◆ EXERCISE REQUIREMENTS: Gather all lines containing the string "Read" and copy them out.

━━━━━━━━━━━━━━━━

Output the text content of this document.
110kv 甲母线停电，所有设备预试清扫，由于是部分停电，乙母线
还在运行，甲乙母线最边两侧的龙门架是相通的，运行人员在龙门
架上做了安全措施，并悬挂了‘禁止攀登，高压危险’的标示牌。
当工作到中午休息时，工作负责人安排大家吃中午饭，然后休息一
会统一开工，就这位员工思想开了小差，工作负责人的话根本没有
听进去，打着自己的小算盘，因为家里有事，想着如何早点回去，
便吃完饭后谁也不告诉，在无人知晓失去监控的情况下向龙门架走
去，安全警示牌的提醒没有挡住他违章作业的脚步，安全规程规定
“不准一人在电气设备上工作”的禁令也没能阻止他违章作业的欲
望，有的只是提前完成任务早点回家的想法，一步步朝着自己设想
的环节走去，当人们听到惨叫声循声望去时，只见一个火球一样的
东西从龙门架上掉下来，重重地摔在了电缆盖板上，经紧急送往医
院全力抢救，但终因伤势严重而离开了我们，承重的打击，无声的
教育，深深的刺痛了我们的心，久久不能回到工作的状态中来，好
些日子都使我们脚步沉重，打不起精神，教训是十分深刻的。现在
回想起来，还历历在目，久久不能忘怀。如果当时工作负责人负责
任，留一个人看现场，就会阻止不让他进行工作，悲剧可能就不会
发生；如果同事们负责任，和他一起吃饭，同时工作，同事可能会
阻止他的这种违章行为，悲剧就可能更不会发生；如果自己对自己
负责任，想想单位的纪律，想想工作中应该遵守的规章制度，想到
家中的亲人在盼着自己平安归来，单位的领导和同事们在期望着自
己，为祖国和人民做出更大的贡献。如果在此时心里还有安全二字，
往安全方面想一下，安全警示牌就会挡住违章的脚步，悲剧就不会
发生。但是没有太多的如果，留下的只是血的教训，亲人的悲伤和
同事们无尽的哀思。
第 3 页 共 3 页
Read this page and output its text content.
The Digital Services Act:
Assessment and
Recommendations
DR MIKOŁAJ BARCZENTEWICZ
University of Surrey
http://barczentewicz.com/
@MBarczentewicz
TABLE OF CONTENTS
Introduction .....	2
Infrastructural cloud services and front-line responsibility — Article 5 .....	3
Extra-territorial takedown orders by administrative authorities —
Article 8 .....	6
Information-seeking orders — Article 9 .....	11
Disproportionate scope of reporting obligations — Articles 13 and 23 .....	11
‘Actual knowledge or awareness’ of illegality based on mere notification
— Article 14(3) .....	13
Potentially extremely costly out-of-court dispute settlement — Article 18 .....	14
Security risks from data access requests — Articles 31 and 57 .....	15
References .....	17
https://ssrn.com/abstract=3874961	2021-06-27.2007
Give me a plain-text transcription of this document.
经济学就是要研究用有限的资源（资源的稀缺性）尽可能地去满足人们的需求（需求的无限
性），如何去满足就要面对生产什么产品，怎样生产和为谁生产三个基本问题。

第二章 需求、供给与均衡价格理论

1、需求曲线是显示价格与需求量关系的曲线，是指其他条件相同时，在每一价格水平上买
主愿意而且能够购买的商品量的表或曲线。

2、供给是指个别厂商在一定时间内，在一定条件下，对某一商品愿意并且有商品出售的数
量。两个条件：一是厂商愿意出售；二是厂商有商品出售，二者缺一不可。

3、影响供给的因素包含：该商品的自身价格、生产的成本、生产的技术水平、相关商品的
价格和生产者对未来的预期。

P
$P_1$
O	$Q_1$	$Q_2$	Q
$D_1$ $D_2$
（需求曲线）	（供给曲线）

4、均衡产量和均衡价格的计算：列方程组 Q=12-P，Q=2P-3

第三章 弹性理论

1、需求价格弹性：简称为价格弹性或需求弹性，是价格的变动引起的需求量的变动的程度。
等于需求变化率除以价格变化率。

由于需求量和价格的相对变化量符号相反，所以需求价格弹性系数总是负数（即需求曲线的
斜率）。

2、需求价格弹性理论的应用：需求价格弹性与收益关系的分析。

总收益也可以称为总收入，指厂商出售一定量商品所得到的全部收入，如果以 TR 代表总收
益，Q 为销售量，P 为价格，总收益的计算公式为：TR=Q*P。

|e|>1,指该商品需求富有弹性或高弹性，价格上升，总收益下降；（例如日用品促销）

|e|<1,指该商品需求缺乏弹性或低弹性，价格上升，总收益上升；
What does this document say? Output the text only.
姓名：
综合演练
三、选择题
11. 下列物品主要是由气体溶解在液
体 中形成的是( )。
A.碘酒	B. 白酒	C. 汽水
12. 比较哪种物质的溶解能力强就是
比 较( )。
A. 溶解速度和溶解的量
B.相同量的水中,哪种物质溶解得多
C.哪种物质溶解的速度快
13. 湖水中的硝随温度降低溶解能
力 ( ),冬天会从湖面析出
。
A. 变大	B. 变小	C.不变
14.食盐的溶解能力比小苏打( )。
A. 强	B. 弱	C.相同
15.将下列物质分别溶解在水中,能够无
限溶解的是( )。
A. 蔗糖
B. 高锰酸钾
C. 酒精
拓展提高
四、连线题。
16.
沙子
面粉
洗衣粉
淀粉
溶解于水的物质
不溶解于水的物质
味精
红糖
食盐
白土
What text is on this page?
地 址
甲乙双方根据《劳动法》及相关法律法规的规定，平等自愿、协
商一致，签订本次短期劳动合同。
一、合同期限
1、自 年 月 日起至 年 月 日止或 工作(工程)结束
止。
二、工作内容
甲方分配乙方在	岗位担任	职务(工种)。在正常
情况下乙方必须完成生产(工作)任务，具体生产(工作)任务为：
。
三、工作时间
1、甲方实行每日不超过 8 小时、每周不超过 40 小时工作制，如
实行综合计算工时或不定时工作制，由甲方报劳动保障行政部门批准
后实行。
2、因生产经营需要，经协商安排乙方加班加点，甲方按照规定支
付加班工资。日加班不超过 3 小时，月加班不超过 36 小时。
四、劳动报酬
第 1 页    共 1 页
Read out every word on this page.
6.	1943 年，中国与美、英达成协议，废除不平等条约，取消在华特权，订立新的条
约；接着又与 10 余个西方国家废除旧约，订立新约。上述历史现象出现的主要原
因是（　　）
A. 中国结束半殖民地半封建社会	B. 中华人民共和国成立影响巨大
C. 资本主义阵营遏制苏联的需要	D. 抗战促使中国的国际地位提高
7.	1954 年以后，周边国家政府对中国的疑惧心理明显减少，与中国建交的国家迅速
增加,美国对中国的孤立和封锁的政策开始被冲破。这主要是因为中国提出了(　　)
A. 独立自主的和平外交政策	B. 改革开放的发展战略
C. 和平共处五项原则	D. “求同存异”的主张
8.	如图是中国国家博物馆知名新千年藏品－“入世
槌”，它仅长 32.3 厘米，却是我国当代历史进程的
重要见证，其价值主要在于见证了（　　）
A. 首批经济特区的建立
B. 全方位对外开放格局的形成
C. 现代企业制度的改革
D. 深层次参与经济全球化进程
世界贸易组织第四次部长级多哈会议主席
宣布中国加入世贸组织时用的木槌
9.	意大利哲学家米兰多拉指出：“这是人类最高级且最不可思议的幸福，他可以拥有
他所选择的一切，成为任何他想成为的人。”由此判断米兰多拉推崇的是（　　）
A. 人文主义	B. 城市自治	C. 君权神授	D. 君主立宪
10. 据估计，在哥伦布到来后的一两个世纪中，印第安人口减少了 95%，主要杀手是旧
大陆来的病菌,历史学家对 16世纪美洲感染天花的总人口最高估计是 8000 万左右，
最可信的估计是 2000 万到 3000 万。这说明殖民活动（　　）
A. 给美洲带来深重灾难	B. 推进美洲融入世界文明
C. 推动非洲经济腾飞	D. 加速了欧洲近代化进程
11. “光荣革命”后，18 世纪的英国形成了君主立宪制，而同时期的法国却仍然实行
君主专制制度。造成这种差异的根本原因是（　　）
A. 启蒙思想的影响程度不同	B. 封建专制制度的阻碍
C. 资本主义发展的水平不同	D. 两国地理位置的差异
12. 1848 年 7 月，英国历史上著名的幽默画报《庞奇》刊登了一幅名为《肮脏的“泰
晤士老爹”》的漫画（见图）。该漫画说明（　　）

━━━━━━━━━━━━━━━━

◆ SOLUTION TO THIS TASK:
Read this page and output its text content.
Read out every word on this page.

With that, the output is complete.